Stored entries
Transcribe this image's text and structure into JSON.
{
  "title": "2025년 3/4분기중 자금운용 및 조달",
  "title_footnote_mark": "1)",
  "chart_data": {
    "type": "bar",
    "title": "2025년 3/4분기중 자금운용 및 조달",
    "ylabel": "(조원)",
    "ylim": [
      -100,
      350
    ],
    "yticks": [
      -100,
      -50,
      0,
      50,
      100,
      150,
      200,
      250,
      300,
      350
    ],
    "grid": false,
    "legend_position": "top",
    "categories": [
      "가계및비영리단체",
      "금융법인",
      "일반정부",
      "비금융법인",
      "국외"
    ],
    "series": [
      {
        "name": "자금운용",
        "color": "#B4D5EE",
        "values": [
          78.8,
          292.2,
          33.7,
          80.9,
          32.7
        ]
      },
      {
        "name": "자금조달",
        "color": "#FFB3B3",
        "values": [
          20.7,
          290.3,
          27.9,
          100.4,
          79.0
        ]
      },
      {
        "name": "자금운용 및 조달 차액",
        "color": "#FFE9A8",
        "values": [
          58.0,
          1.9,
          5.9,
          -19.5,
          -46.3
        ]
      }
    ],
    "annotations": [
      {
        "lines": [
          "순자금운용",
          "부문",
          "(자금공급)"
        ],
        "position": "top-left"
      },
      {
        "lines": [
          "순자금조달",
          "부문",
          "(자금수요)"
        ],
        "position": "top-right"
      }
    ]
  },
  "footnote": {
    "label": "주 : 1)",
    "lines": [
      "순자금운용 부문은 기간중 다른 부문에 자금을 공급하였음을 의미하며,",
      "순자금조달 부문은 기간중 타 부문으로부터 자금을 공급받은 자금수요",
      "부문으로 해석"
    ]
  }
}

Do this
Find the lines containing "순자금운용" and list every one of them.

Reply
          "순자금운용",
      "순자금운용 부문은 기간중 다른 부문에 자금을 공급하였음을 의미하며,",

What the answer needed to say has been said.